| YOUR INSTRUCTIONS |
Gather each line containing the string "that" from these entries.

= = = =

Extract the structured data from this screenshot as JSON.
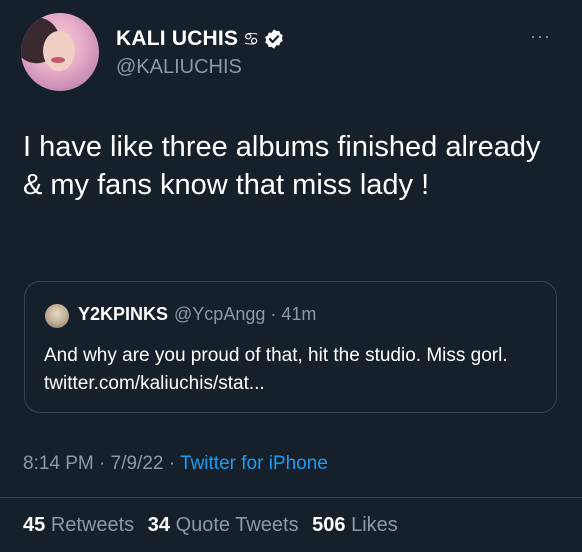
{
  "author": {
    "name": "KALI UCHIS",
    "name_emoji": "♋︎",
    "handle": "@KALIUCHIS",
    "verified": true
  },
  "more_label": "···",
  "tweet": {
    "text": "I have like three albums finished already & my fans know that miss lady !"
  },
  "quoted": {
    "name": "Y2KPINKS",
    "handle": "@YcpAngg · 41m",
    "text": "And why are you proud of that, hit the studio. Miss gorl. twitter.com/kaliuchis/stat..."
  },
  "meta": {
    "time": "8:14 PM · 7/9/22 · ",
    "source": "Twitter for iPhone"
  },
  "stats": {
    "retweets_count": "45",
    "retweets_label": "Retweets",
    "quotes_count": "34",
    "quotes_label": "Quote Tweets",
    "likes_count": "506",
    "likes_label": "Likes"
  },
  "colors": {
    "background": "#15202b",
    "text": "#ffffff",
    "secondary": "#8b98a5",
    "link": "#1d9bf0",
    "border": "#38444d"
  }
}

= = = =

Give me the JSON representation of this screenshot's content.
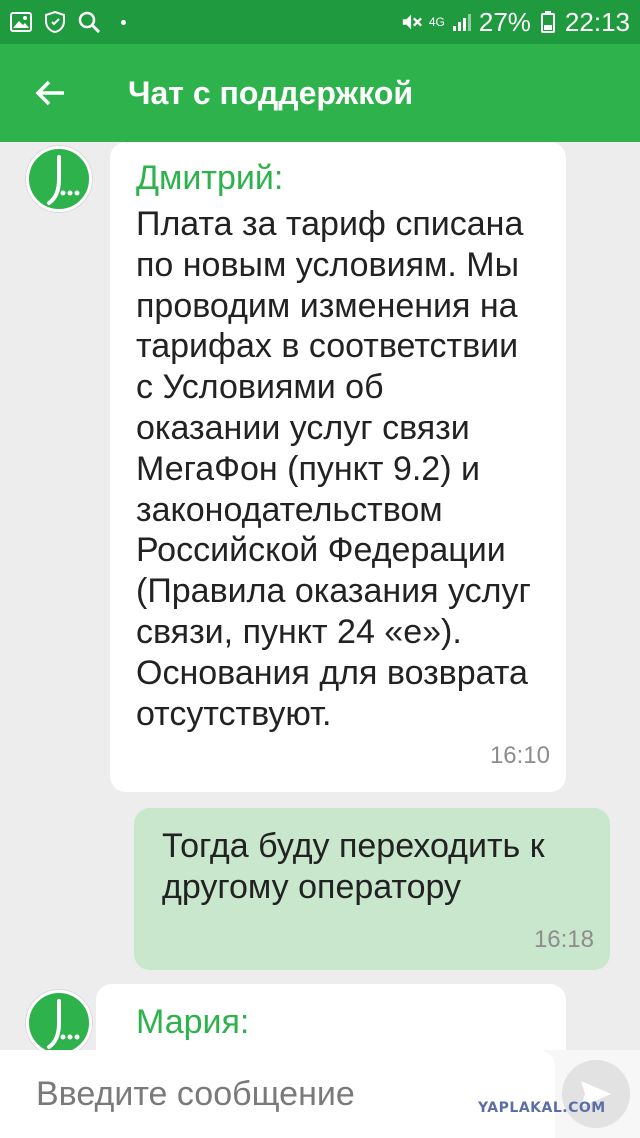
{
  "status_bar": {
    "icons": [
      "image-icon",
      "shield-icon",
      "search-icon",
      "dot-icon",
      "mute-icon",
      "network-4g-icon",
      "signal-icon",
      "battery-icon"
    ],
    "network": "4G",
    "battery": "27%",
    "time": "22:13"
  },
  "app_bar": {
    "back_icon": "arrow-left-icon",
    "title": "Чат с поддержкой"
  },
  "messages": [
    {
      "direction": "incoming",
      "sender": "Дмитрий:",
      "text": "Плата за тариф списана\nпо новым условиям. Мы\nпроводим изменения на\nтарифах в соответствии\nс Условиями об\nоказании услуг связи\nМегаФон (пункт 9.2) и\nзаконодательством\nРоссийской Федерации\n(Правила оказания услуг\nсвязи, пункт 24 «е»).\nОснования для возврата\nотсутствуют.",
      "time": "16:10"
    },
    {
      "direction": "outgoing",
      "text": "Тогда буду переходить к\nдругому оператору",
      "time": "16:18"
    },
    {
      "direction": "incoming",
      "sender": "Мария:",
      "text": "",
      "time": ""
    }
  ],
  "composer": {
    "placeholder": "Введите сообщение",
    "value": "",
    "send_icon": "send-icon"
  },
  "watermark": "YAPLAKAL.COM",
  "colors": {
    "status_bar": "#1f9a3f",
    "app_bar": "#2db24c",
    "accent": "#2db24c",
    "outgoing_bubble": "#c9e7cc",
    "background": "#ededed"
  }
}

= = = =

| ANSWER TO THE EXERCISE |
    "text": "I have like three albums finished already & my fans know that miss lady !"
    "text": "And why are you proud of that, hit the studio. Miss gorl. twitter.com/kaliuchis/stat..."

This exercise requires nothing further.